═══ Entries supplied ═══
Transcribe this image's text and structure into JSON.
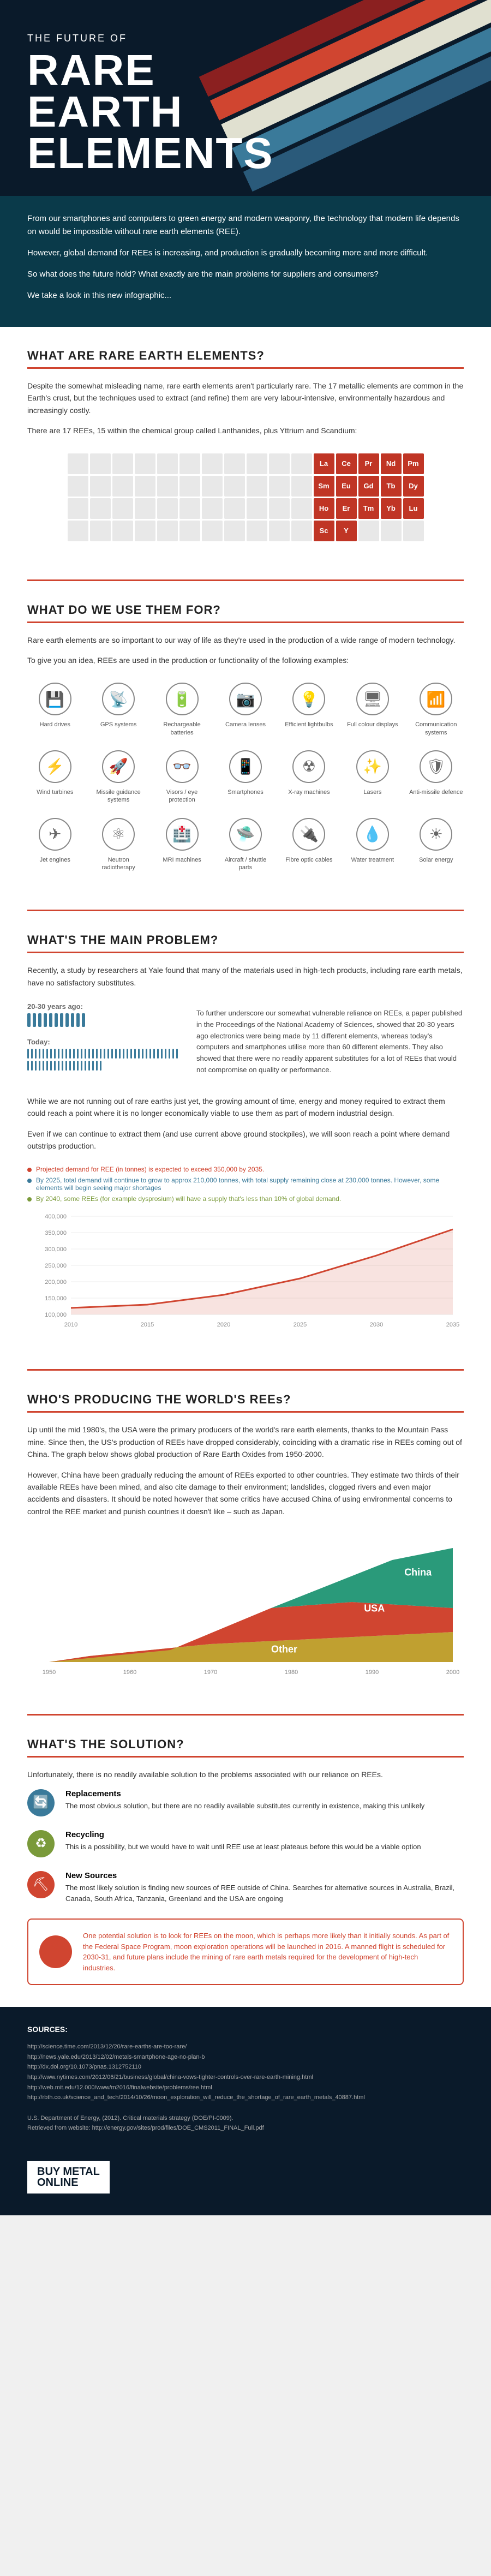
{
  "header": {
    "subtitle": "THE FUTURE OF",
    "title_l1": "RARE",
    "title_l2": "EARTH",
    "title_l3": "ELEMENTS",
    "stripe_colors": [
      "#8b2020",
      "#d04530",
      "#e0e0d0",
      "#3a7a9a",
      "#2a5a7a"
    ]
  },
  "intro": {
    "p1": "From our smartphones and computers to green energy and modern weaponry, the technology that modern life depends on would be impossible without rare earth elements (REE).",
    "p2": "However, global demand for REEs is increasing, and production is gradually becoming more and more difficult.",
    "p3": "So what does the future hold? What exactly are the main problems for suppliers and consumers?",
    "p4": "We take a look in this new infographic..."
  },
  "sec_what": {
    "title": "WHAT ARE RARE EARTH ELEMENTS?",
    "p1": "Despite the somewhat misleading name, rare earth elements aren't particularly rare. The 17 metallic elements are common in the Earth's crust, but the techniques used to extract (and refine) them are very labour-intensive, environmentally hazardous and increasingly costly.",
    "p2": "There are 17 REEs, 15 within the chemical group called Lanthanides, plus Yttrium and Scandium:",
    "elements": [
      "La",
      "Ce",
      "Pr",
      "Nd",
      "Pm",
      "Sm",
      "Eu",
      "Gd",
      "Tb",
      "Dy",
      "Ho",
      "Er",
      "Tm",
      "Yb",
      "Lu",
      "Sc",
      "Y"
    ],
    "el_color": "#c03525"
  },
  "sec_uses": {
    "title": "WHAT DO WE USE THEM FOR?",
    "p1": "Rare earth elements are so important to our way of life as they're used in the production of a wide range of modern technology.",
    "p2": "To give you an idea, REEs are used in the production or functionality of the following examples:",
    "items": [
      {
        "icon": "💾",
        "label": "Hard drives"
      },
      {
        "icon": "📡",
        "label": "GPS systems"
      },
      {
        "icon": "🔋",
        "label": "Rechargeable batteries"
      },
      {
        "icon": "📷",
        "label": "Camera lenses"
      },
      {
        "icon": "💡",
        "label": "Efficient lightbulbs"
      },
      {
        "icon": "🖥",
        "label": "Full colour displays"
      },
      {
        "icon": "📶",
        "label": "Communication systems"
      },
      {
        "icon": "⚡",
        "label": "Wind turbines"
      },
      {
        "icon": "🚀",
        "label": "Missile guidance systems"
      },
      {
        "icon": "👓",
        "label": "Visors / eye protection"
      },
      {
        "icon": "📱",
        "label": "Smartphones"
      },
      {
        "icon": "☢",
        "label": "X-ray machines"
      },
      {
        "icon": "✨",
        "label": "Lasers"
      },
      {
        "icon": "🛡",
        "label": "Anti-missile defence"
      },
      {
        "icon": "✈",
        "label": "Jet engines"
      },
      {
        "icon": "⚛",
        "label": "Neutron radiotherapy"
      },
      {
        "icon": "🏥",
        "label": "MRI machines"
      },
      {
        "icon": "🛸",
        "label": "Aircraft / shuttle parts"
      },
      {
        "icon": "🔌",
        "label": "Fibre optic cables"
      },
      {
        "icon": "💧",
        "label": "Water treatment"
      },
      {
        "icon": "☀",
        "label": "Solar energy"
      }
    ]
  },
  "sec_problem": {
    "title": "WHAT'S THE MAIN PROBLEM?",
    "p1": "Recently, a study by researchers at Yale found that many of the materials used in high-tech products, including rare earth metals, have no satisfactory substitutes.",
    "bar_old_label": "20-30 years ago:",
    "bar_old_count": 11,
    "bar_new_label": "Today:",
    "bar_new_count": 60,
    "bar_color": "#3a7a9a",
    "bar_text": "To further underscore our somewhat vulnerable reliance on REEs, a paper published in the Proceedings of the National Academy of Sciences, showed that 20-30 years ago electronics were being made by 11 different elements, whereas today's computers and smartphones utilise more than 60 different elements. They also showed that there were no readily apparent substitutes for a lot of REEs that would not compromise on quality or performance.",
    "p2": "While we are not running out of rare earths just yet, the growing amount of time, energy and money required to extract them could reach a point where it is no longer economically viable to use them as part of modern industrial design.",
    "p3": "Even if we can continue to extract them (and use current above ground stockpiles), we will soon reach a point where demand outstrips production.",
    "chart": {
      "ylabel_max": "400,000",
      "yticks": [
        "400,000",
        "350,000",
        "300,000",
        "250,000",
        "200,000",
        "150,000",
        "100,000"
      ],
      "xticks": [
        "2010",
        "2015",
        "2020",
        "2025",
        "2030",
        "2035"
      ],
      "legend": [
        {
          "color": "#d04530",
          "text": "Projected demand for REE (in tonnes) is expected to exceed 350,000 by 2035."
        },
        {
          "color": "#3a7a9a",
          "text": "By 2025, total demand will continue to grow to approx 210,000 tonnes, with total supply remaining close at 230,000 tonnes. However, some elements will begin seeing major shortages"
        },
        {
          "color": "#7a9a3a",
          "text": "By 2040, some REEs (for example dysprosium) will have a supply that's less than 10% of global demand."
        }
      ],
      "line_color": "#d04530",
      "points": [
        [
          0,
          120
        ],
        [
          0.2,
          130
        ],
        [
          0.4,
          160
        ],
        [
          0.6,
          210
        ],
        [
          0.8,
          280
        ],
        [
          1.0,
          360
        ]
      ]
    }
  },
  "sec_producing": {
    "title": "WHO'S PRODUCING THE WORLD'S REEs?",
    "p1": "Up until the mid 1980's, the USA were the primary producers of the world's rare earth elements, thanks to the Mountain Pass mine. Since then, the US's production of REEs have dropped considerably, coinciding with a dramatic rise in REEs coming out of China. The graph below shows global production of Rare Earth Oxides from 1950-2000.",
    "p2": "However, China have been gradually reducing the amount of REEs exported to other countries. They estimate two thirds of their available REEs have been mined, and also cite damage to their environment; landslides, clogged rivers and even major accidents and disasters. It should be noted however that some critics have accused China of using environmental concerns to control the REE market and punish countries it doesn't like – such as Japan.",
    "chart": {
      "xticks": [
        "1950",
        "1960",
        "1970",
        "1980",
        "1990",
        "2000"
      ],
      "series": [
        {
          "label": "China",
          "color": "#2a9a7a"
        },
        {
          "label": "USA",
          "color": "#d04530"
        },
        {
          "label": "Other",
          "color": "#c0a030"
        }
      ]
    }
  },
  "sec_solution": {
    "title": "WHAT'S THE SOLUTION?",
    "p1": "Unfortunately, there is no readily available solution to the problems associated with our reliance on REEs.",
    "items": [
      {
        "color": "#3a7a9a",
        "icon": "🔄",
        "title": "Replacements",
        "text": "The most obvious solution, but there are no readily available substitutes currently in existence, making this unlikely"
      },
      {
        "color": "#7a9a3a",
        "icon": "♻",
        "title": "Recycling",
        "text": "This is a possibility, but we would have to wait until REE use at least plateaus before this would be a viable option"
      },
      {
        "color": "#d04530",
        "icon": "⛏",
        "title": "New Sources",
        "text": "The most likely solution is finding new sources of REE outside of China. Searches for alternative sources in Australia, Brazil, Canada, South Africa, Tanzania, Greenland and the USA are ongoing"
      }
    ],
    "moon": "One potential solution is to look for REEs on the moon, which is perhaps more likely than it initially sounds. As part of the Federal Space Program, moon exploration operations will be launched in 2016. A manned flight is scheduled for 2030-31, and future plans include the mining of rare earth metals required for the development of high-tech industries."
  },
  "sources": {
    "title": "SOURCES:",
    "items": [
      "http://science.time.com/2013/12/20/rare-earths-are-too-rare/",
      "http://news.yale.edu/2013/12/02/metals-smartphone-age-no-plan-b",
      "http://dx.doi.org/10.1073/pnas.1312752110",
      "http://www.nytimes.com/2012/06/21/business/global/china-vows-tighter-controls-over-rare-earth-mining.html",
      "http://web.mit.edu/12.000/www/m2016/finalwebsite/problems/ree.html",
      "http://rbth.co.uk/science_and_tech/2014/10/26/moon_exploration_will_reduce_the_shortage_of_rare_earth_metals_40887.html",
      "",
      "U.S. Department of Energy, (2012). Critical materials strategy (DOE/PI-0009).",
      "Retrieved from website: http://energy.gov/sites/prod/files/DOE_CMS2011_FINAL_Full.pdf"
    ]
  },
  "footer": {
    "logo_l1": "BUY METAL",
    "logo_l2": "ONLINE"
  }
}
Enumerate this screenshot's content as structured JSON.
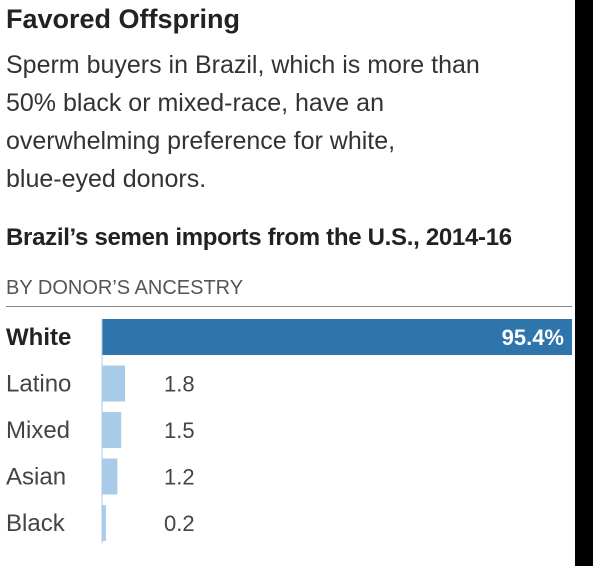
═══
Requirements:
Show all lines in the entries above where the string "high" appears.

Task answer:
    "p1": "Recently, a study by researchers at Yale found that many of the materials used in high-tech products, including rare earth metals, have no satisfactory substitutes.",
    "moon": "One potential solution is to look for REEs on the moon, which is perhaps more likely than it initially sounds. As part of the Federal Space Program, moon exploration operations will be launched in 2016. A manned flight is scheduled for 2030-31, and future plans include the mining of rare earth metals required for the development of high-tech industries."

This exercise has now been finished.